» TASK
Extract, exactly and without pictures, every line from the one that includes "Read this page and output its text content." through the final line of the material below.

* BEGIN DATA TO PROCESS *

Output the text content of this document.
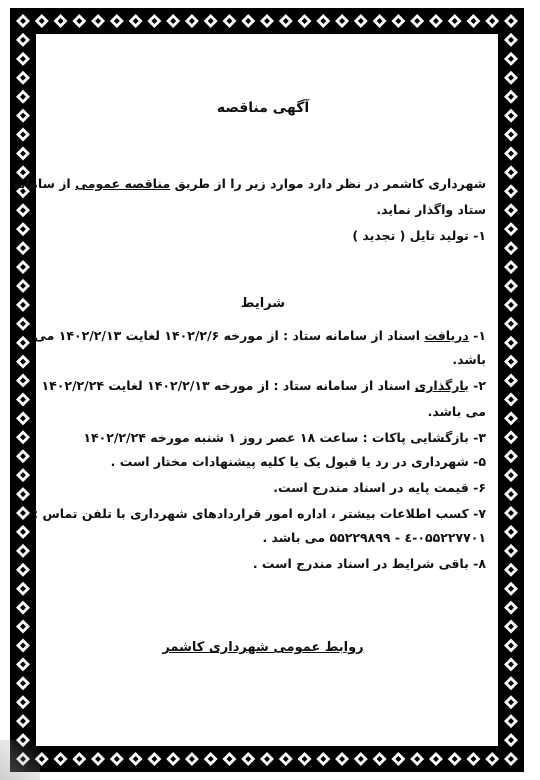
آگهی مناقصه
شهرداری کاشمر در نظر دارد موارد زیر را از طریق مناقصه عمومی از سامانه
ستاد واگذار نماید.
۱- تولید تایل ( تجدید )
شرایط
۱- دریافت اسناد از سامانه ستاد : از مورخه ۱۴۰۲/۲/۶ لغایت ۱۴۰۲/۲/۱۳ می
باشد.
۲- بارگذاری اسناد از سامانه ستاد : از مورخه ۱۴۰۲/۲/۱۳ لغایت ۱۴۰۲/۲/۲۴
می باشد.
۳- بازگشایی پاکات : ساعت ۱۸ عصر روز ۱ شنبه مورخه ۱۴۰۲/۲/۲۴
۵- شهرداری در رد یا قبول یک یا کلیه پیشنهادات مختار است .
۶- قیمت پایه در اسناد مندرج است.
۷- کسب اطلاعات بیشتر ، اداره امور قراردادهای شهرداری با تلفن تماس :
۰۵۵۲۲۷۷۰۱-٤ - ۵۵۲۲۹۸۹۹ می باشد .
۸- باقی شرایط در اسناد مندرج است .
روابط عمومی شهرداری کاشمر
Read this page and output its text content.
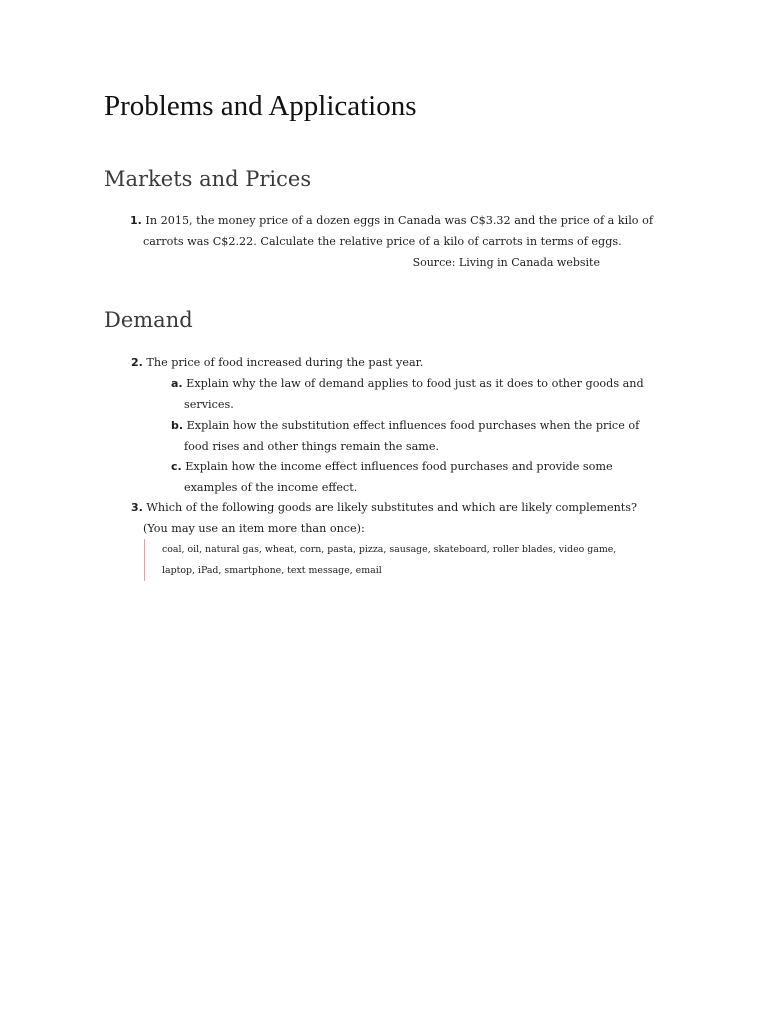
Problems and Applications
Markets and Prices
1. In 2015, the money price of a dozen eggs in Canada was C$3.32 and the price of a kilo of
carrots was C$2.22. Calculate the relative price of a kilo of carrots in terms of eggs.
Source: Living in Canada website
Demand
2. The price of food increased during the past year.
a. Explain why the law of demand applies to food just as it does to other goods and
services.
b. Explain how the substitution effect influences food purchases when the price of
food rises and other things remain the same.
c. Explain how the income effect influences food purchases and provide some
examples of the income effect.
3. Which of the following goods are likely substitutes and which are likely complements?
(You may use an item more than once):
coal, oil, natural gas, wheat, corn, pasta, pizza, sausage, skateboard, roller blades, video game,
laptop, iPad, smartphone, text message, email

* END DATA TO PROCESS *

» RESULT FOR THIS EXERCISE
Read this page and output its text content.
Problems and Applications
Markets and Prices
1. In 2015, the money price of a dozen eggs in Canada was C$3.32 and the price of a kilo of
carrots was C$2.22. Calculate the relative price of a kilo of carrots in terms of eggs.
Source: Living in Canada website
Demand
2. The price of food increased during the past year.
a. Explain why the law of demand applies to food just as it does to other goods and
services.
b. Explain how the substitution effect influences food purchases when the price of
food rises and other things remain the same.
c. Explain how the income effect influences food purchases and provide some
examples of the income effect.
3. Which of the following goods are likely substitutes and which are likely complements?
(You may use an item more than once):
coal, oil, natural gas, wheat, corn, pasta, pizza, sausage, skateboard, roller blades, video game,
laptop, iPad, smartphone, text message, email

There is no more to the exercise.